## Data for processing:
::::::
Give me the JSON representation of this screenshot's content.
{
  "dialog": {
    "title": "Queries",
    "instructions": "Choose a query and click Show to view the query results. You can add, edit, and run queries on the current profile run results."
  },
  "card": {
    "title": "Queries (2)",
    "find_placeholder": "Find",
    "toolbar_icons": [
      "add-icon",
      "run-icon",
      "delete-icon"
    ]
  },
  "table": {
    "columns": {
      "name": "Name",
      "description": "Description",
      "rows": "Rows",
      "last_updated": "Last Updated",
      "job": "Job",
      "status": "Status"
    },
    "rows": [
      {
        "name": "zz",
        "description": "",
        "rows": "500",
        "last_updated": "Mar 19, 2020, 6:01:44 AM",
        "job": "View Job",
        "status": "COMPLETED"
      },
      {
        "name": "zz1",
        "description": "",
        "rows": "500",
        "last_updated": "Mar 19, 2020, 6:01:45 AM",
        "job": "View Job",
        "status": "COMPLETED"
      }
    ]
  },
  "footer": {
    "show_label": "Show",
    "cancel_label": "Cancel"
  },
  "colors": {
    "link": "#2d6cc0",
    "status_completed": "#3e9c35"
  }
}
::::::
## Direction:
Write out the material from the first line to the last, exactly.

## Answer to this exercise:
Give me the JSON representation of this screenshot's content.
{
  "dialog": {
    "title": "Queries",
    "instructions": "Choose a query and click Show to view the query results. You can add, edit, and run queries on the current profile run results."
  },
  "card": {
    "title": "Queries (2)",
    "find_placeholder": "Find",
    "toolbar_icons": [
      "add-icon",
      "run-icon",
      "delete-icon"
    ]
  },
  "table": {
    "columns": {
      "name": "Name",
      "description": "Description",
      "rows": "Rows",
      "last_updated": "Last Updated",
      "job": "Job",
      "status": "Status"
    },
    "rows": [
      {
        "name": "zz",
        "description": "",
        "rows": "500",
        "last_updated": "Mar 19, 2020, 6:01:44 AM",
        "job": "View Job",
        "status": "COMPLETED"
      },
      {
        "name": "zz1",
        "description": "",
        "rows": "500",
        "last_updated": "Mar 19, 2020, 6:01:45 AM",
        "job": "View Job",
        "status": "COMPLETED"
      }
    ]
  },
  "footer": {
    "show_label": "Show",
    "cancel_label": "Cancel"
  },
  "colors": {
    "link": "#2d6cc0",
    "status_completed": "#3e9c35"
  }
}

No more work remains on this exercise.